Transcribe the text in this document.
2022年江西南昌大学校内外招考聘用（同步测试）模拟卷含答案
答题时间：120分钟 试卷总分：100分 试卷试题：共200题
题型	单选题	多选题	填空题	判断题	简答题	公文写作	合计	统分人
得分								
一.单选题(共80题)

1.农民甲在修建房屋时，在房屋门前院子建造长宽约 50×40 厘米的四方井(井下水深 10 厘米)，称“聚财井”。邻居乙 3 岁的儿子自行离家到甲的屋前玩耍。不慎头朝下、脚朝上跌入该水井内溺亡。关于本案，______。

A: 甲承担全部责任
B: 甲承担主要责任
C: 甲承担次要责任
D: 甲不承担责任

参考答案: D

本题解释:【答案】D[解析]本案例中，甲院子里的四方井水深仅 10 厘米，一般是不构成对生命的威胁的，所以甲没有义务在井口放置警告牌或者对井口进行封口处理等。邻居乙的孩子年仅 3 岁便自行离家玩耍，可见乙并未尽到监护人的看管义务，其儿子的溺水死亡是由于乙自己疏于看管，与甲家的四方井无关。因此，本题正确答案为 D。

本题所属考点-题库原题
────────────────
Exactly reproduce every line found in the records.

• TASK OUTPUT
Transcribe the text in this document.
2022年江西南昌大学校内外招考聘用（同步测试）模拟卷含答案
答题时间：120分钟 试卷总分：100分 试卷试题：共200题
题型	单选题	多选题	填空题	判断题	简答题	公文写作	合计	统分人
得分								
一.单选题(共80题)

1.农民甲在修建房屋时，在房屋门前院子建造长宽约 50×40 厘米的四方井(井下水深 10 厘米)，称“聚财井”。邻居乙 3 岁的儿子自行离家到甲的屋前玩耍。不慎头朝下、脚朝上跌入该水井内溺亡。关于本案，______。

A: 甲承担全部责任
B: 甲承担主要责任
C: 甲承担次要责任
D: 甲不承担责任

参考答案: D

本题解释:【答案】D[解析]本案例中，甲院子里的四方井水深仅 10 厘米，一般是不构成对生命的威胁的，所以甲没有义务在井口放置警告牌或者对井口进行封口处理等。邻居乙的孩子年仅 3 岁便自行离家玩耍，可见乙并未尽到监护人的看管义务，其儿子的溺水死亡是由于乙自己疏于看管，与甲家的四方井无关。因此，本题正确答案为 D。

本题所属考点-题库原题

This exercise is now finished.